## EXERCISE BRIEF:
Find the string "Subprograma" in the listing and report every line that has it.

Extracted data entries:
□ □ □ □

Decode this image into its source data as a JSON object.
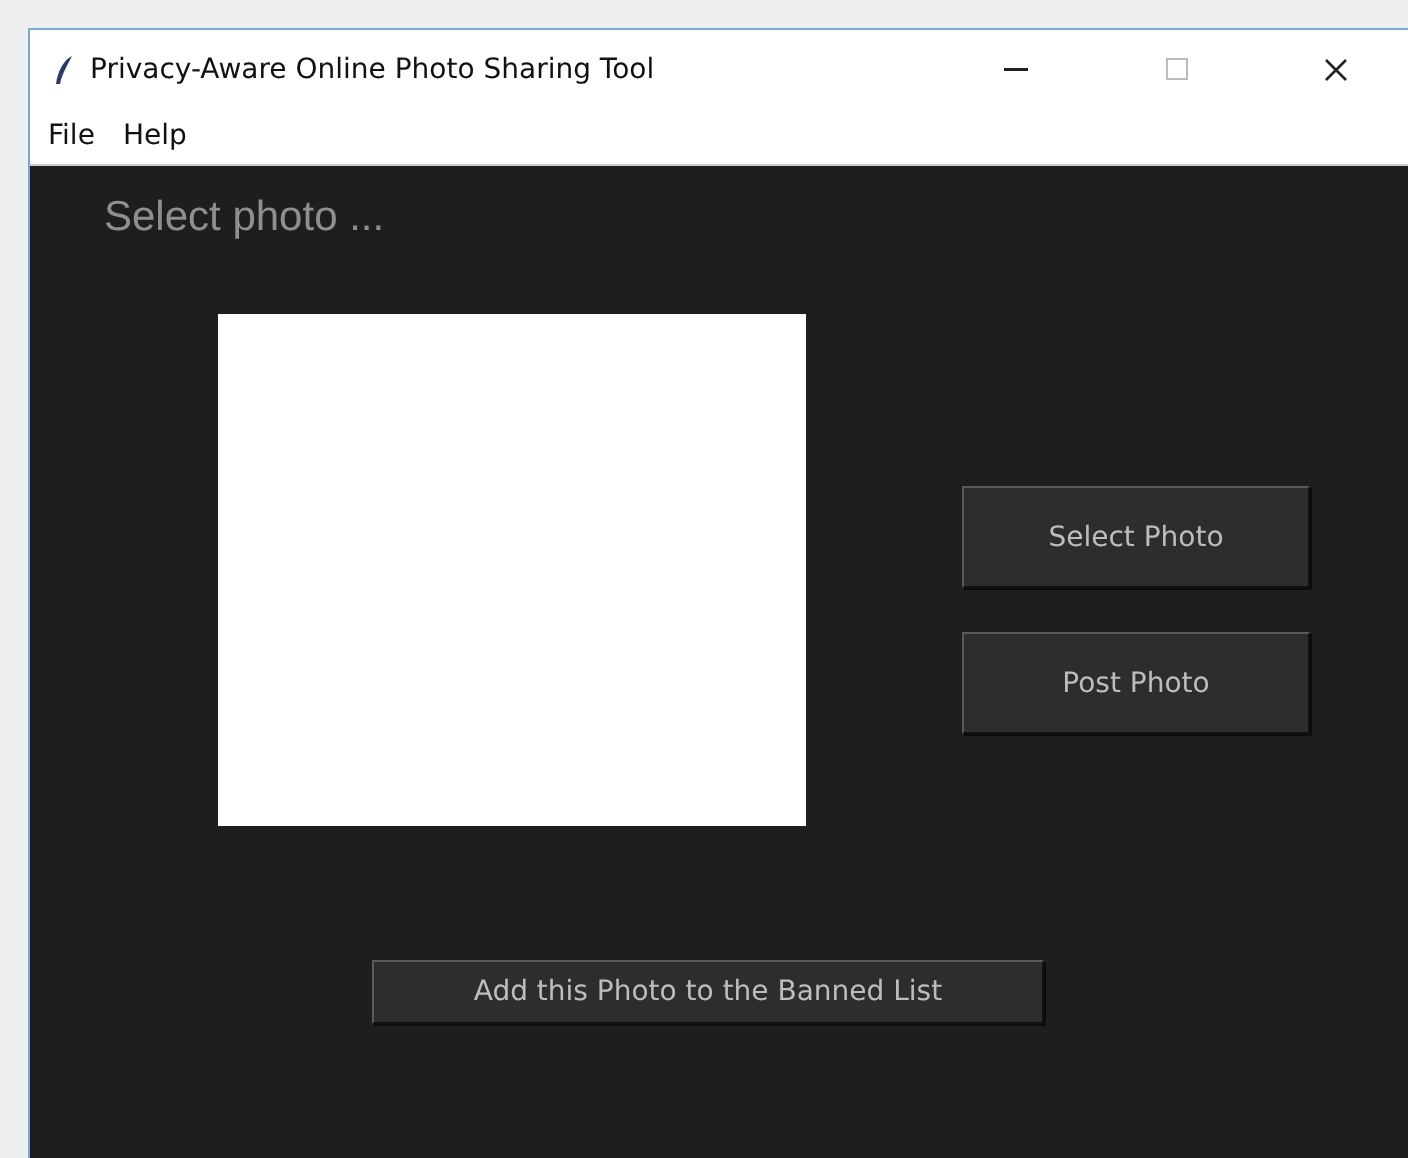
{
  "window": {
    "title": "Privacy-Aware Online Photo Sharing Tool"
  },
  "menu": [
    "File",
    "Help"
  ],
  "heading": "Select photo ...",
  "side_buttons": [
    "Select Photo",
    "Post Photo"
  ],
  "bottom_button": "Add this Photo to the Banned List"
}
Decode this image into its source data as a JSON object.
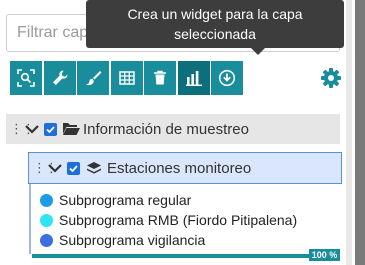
{
  "search": {
    "placeholder": "Filtrar capas"
  },
  "tooltip": {
    "line1": "Crea un widget para la capa",
    "line2": "seleccionada"
  },
  "toolbar": {
    "buttons": [
      {
        "name": "zoom-to-layer-icon"
      },
      {
        "name": "wrench-icon"
      },
      {
        "name": "paint-brush-icon"
      },
      {
        "name": "table-icon"
      },
      {
        "name": "trash-icon"
      },
      {
        "name": "bar-chart-icon"
      },
      {
        "name": "download-icon"
      }
    ],
    "accent": "#1a8d9c"
  },
  "group": {
    "label": "Información de muestreo"
  },
  "layer": {
    "label": "Estaciones monitoreo"
  },
  "legend": [
    {
      "label": "Subprograma regular",
      "color": "#1e9be8"
    },
    {
      "label": "Subprograma RMB (Fiordo Pitipalena)",
      "color": "#2ee6f2"
    },
    {
      "label": "Subprograma vigilancia",
      "color": "#3d6fe0"
    }
  ],
  "progress": {
    "value": 1.0,
    "label": "100 %"
  }
}
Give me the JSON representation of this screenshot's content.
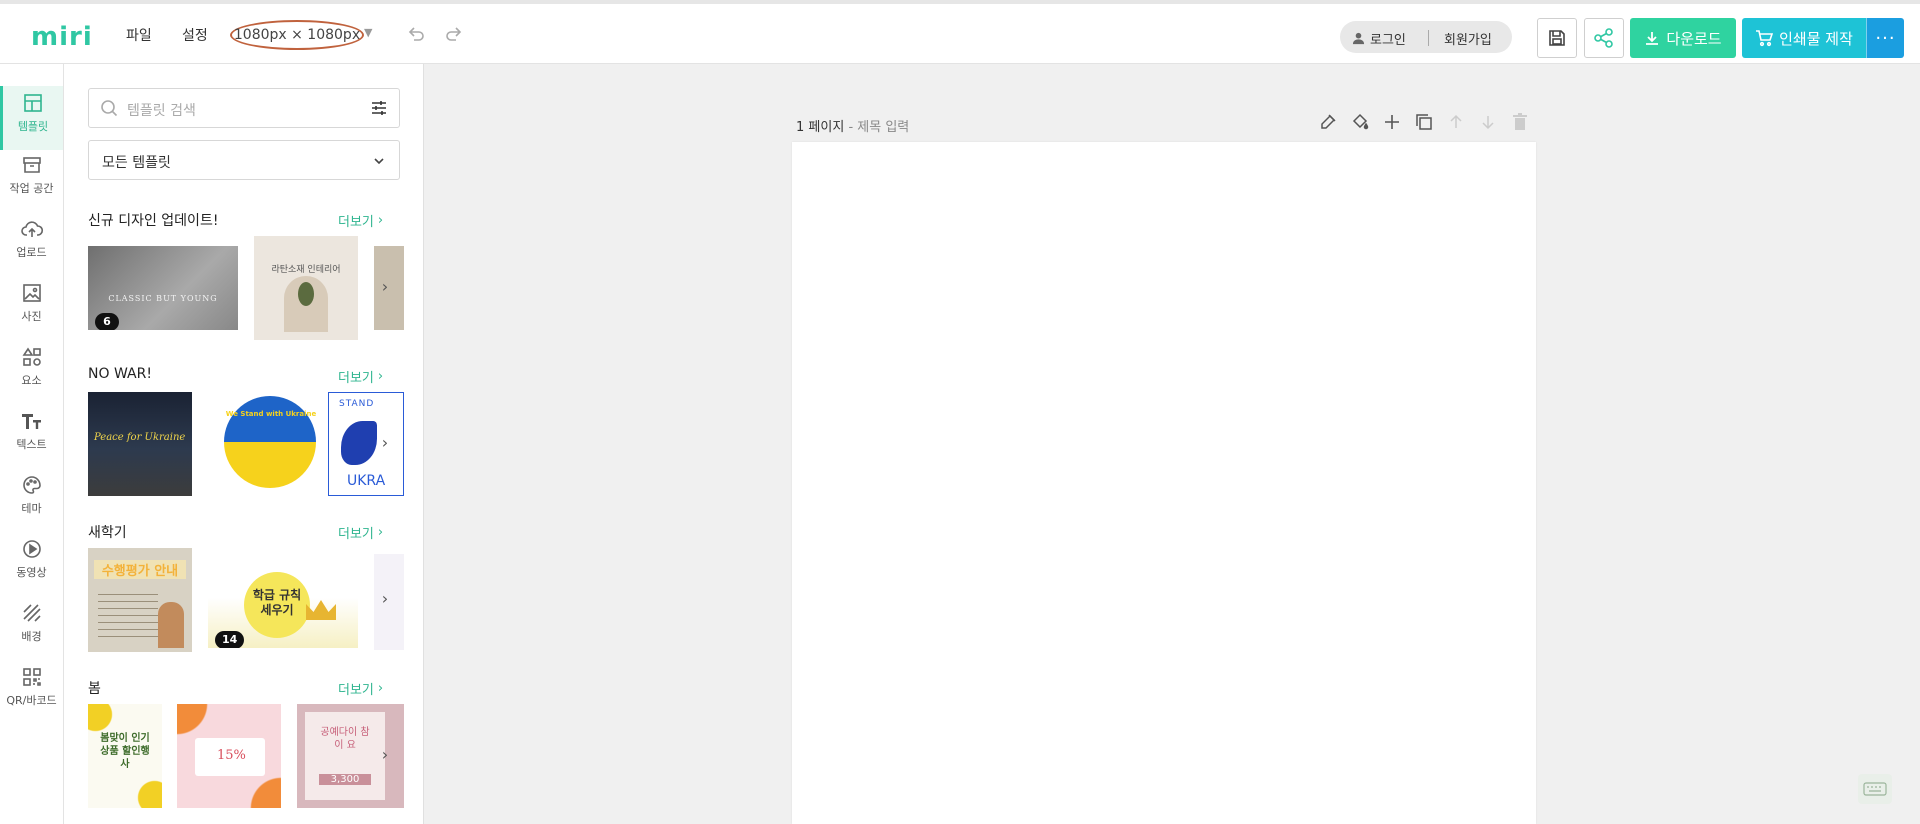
{
  "app": {
    "logo": "miri"
  },
  "header": {
    "menu_file": "파일",
    "menu_settings": "설정",
    "canvas_size": "1080px × 1080px",
    "login": "로그인",
    "signup": "회원가입",
    "download": "다운로드",
    "print": "인쇄물 제작",
    "more": "···"
  },
  "sidebar": {
    "items": [
      {
        "label": "템플릿",
        "icon": "layout-icon"
      },
      {
        "label": "작업 공간",
        "icon": "archive-icon"
      },
      {
        "label": "업로드",
        "icon": "cloud-upload-icon"
      },
      {
        "label": "사진",
        "icon": "image-icon"
      },
      {
        "label": "요소",
        "icon": "shapes-icon"
      },
      {
        "label": "텍스트",
        "icon": "text-icon"
      },
      {
        "label": "테마",
        "icon": "palette-icon"
      },
      {
        "label": "동영상",
        "icon": "play-icon"
      },
      {
        "label": "배경",
        "icon": "stripes-icon"
      },
      {
        "label": "QR/바코드",
        "icon": "qr-icon"
      }
    ]
  },
  "panel": {
    "search_placeholder": "템플릿 검색",
    "filter": "모든 템플릿",
    "see_more": "더보기",
    "sections": [
      {
        "title": "신규 디자인 업데이트!",
        "badge": "6",
        "thumb_texts": [
          "CLASSIC BUT YOUNG",
          "라탄소재 인테리어"
        ]
      },
      {
        "title": "NO WAR!",
        "thumb_texts": [
          "Peace for Ukraine",
          "We Stand with Ukraine",
          "STAND",
          "UKRA"
        ]
      },
      {
        "title": "새학기",
        "badge": "14",
        "thumb_texts": [
          "수행평가 안내",
          "학급 규칙 세우기"
        ]
      },
      {
        "title": "봄",
        "thumb_texts": [
          "봄맞이 인기상품 할인행사",
          "15%",
          "공예다이 참이 요",
          "3,300"
        ]
      }
    ]
  },
  "canvas": {
    "page_number": "1 페이지",
    "page_title_placeholder": "- 제목 입력"
  },
  "colors": {
    "brand": "#2fc7a3",
    "download": "#2fd3a0",
    "print": "#1ec3d6",
    "more": "#1b9ee0"
  }
}
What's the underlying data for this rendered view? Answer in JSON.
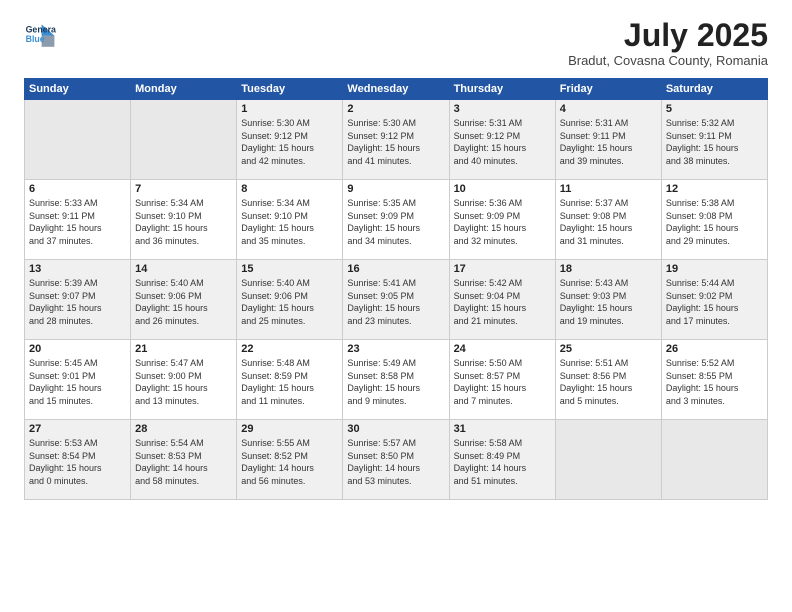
{
  "header": {
    "logo_line1": "General",
    "logo_line2": "Blue",
    "month": "July 2025",
    "location": "Bradut, Covasna County, Romania"
  },
  "days_of_week": [
    "Sunday",
    "Monday",
    "Tuesday",
    "Wednesday",
    "Thursday",
    "Friday",
    "Saturday"
  ],
  "weeks": [
    [
      {
        "day": "",
        "info": ""
      },
      {
        "day": "",
        "info": ""
      },
      {
        "day": "1",
        "info": "Sunrise: 5:30 AM\nSunset: 9:12 PM\nDaylight: 15 hours\nand 42 minutes."
      },
      {
        "day": "2",
        "info": "Sunrise: 5:30 AM\nSunset: 9:12 PM\nDaylight: 15 hours\nand 41 minutes."
      },
      {
        "day": "3",
        "info": "Sunrise: 5:31 AM\nSunset: 9:12 PM\nDaylight: 15 hours\nand 40 minutes."
      },
      {
        "day": "4",
        "info": "Sunrise: 5:31 AM\nSunset: 9:11 PM\nDaylight: 15 hours\nand 39 minutes."
      },
      {
        "day": "5",
        "info": "Sunrise: 5:32 AM\nSunset: 9:11 PM\nDaylight: 15 hours\nand 38 minutes."
      }
    ],
    [
      {
        "day": "6",
        "info": "Sunrise: 5:33 AM\nSunset: 9:11 PM\nDaylight: 15 hours\nand 37 minutes."
      },
      {
        "day": "7",
        "info": "Sunrise: 5:34 AM\nSunset: 9:10 PM\nDaylight: 15 hours\nand 36 minutes."
      },
      {
        "day": "8",
        "info": "Sunrise: 5:34 AM\nSunset: 9:10 PM\nDaylight: 15 hours\nand 35 minutes."
      },
      {
        "day": "9",
        "info": "Sunrise: 5:35 AM\nSunset: 9:09 PM\nDaylight: 15 hours\nand 34 minutes."
      },
      {
        "day": "10",
        "info": "Sunrise: 5:36 AM\nSunset: 9:09 PM\nDaylight: 15 hours\nand 32 minutes."
      },
      {
        "day": "11",
        "info": "Sunrise: 5:37 AM\nSunset: 9:08 PM\nDaylight: 15 hours\nand 31 minutes."
      },
      {
        "day": "12",
        "info": "Sunrise: 5:38 AM\nSunset: 9:08 PM\nDaylight: 15 hours\nand 29 minutes."
      }
    ],
    [
      {
        "day": "13",
        "info": "Sunrise: 5:39 AM\nSunset: 9:07 PM\nDaylight: 15 hours\nand 28 minutes."
      },
      {
        "day": "14",
        "info": "Sunrise: 5:40 AM\nSunset: 9:06 PM\nDaylight: 15 hours\nand 26 minutes."
      },
      {
        "day": "15",
        "info": "Sunrise: 5:40 AM\nSunset: 9:06 PM\nDaylight: 15 hours\nand 25 minutes."
      },
      {
        "day": "16",
        "info": "Sunrise: 5:41 AM\nSunset: 9:05 PM\nDaylight: 15 hours\nand 23 minutes."
      },
      {
        "day": "17",
        "info": "Sunrise: 5:42 AM\nSunset: 9:04 PM\nDaylight: 15 hours\nand 21 minutes."
      },
      {
        "day": "18",
        "info": "Sunrise: 5:43 AM\nSunset: 9:03 PM\nDaylight: 15 hours\nand 19 minutes."
      },
      {
        "day": "19",
        "info": "Sunrise: 5:44 AM\nSunset: 9:02 PM\nDaylight: 15 hours\nand 17 minutes."
      }
    ],
    [
      {
        "day": "20",
        "info": "Sunrise: 5:45 AM\nSunset: 9:01 PM\nDaylight: 15 hours\nand 15 minutes."
      },
      {
        "day": "21",
        "info": "Sunrise: 5:47 AM\nSunset: 9:00 PM\nDaylight: 15 hours\nand 13 minutes."
      },
      {
        "day": "22",
        "info": "Sunrise: 5:48 AM\nSunset: 8:59 PM\nDaylight: 15 hours\nand 11 minutes."
      },
      {
        "day": "23",
        "info": "Sunrise: 5:49 AM\nSunset: 8:58 PM\nDaylight: 15 hours\nand 9 minutes."
      },
      {
        "day": "24",
        "info": "Sunrise: 5:50 AM\nSunset: 8:57 PM\nDaylight: 15 hours\nand 7 minutes."
      },
      {
        "day": "25",
        "info": "Sunrise: 5:51 AM\nSunset: 8:56 PM\nDaylight: 15 hours\nand 5 minutes."
      },
      {
        "day": "26",
        "info": "Sunrise: 5:52 AM\nSunset: 8:55 PM\nDaylight: 15 hours\nand 3 minutes."
      }
    ],
    [
      {
        "day": "27",
        "info": "Sunrise: 5:53 AM\nSunset: 8:54 PM\nDaylight: 15 hours\nand 0 minutes."
      },
      {
        "day": "28",
        "info": "Sunrise: 5:54 AM\nSunset: 8:53 PM\nDaylight: 14 hours\nand 58 minutes."
      },
      {
        "day": "29",
        "info": "Sunrise: 5:55 AM\nSunset: 8:52 PM\nDaylight: 14 hours\nand 56 minutes."
      },
      {
        "day": "30",
        "info": "Sunrise: 5:57 AM\nSunset: 8:50 PM\nDaylight: 14 hours\nand 53 minutes."
      },
      {
        "day": "31",
        "info": "Sunrise: 5:58 AM\nSunset: 8:49 PM\nDaylight: 14 hours\nand 51 minutes."
      },
      {
        "day": "",
        "info": ""
      },
      {
        "day": "",
        "info": ""
      }
    ]
  ]
}
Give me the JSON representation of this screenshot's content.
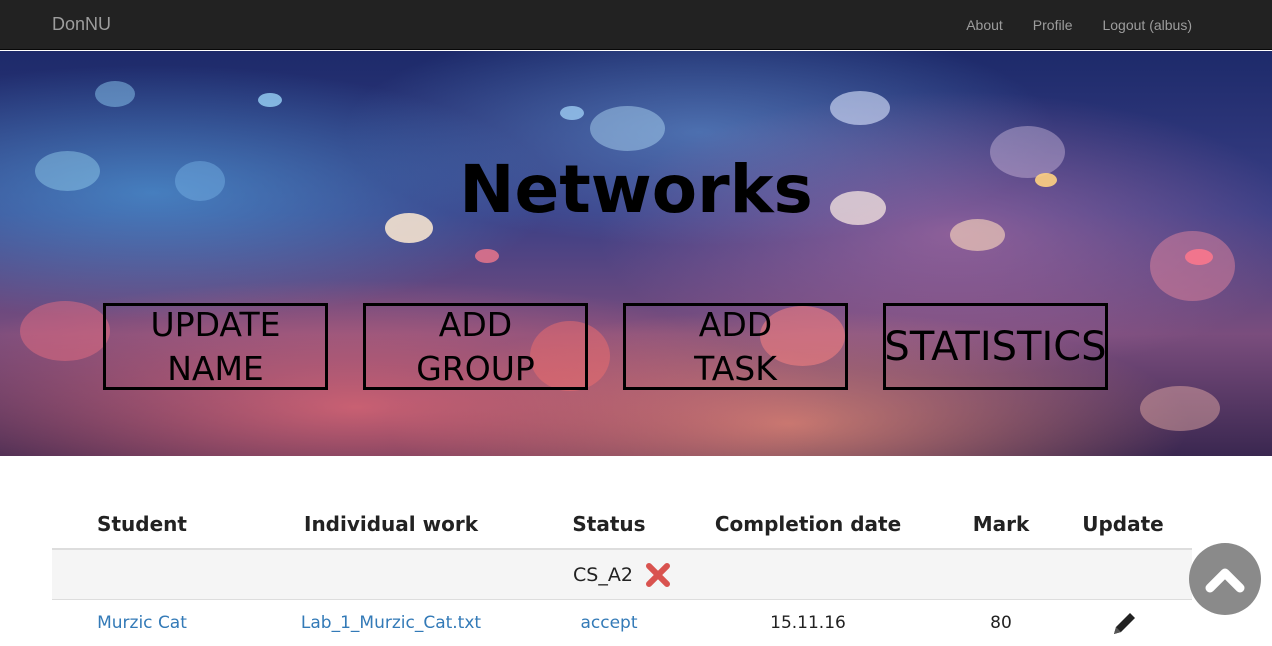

□ □ □ □

## TASK OUTPUT:
      "label": "Subprograma regular",
      "label": "Subprograma RMB (Fiordo Pitipalena)",
      "label": "Subprograma vigilancia",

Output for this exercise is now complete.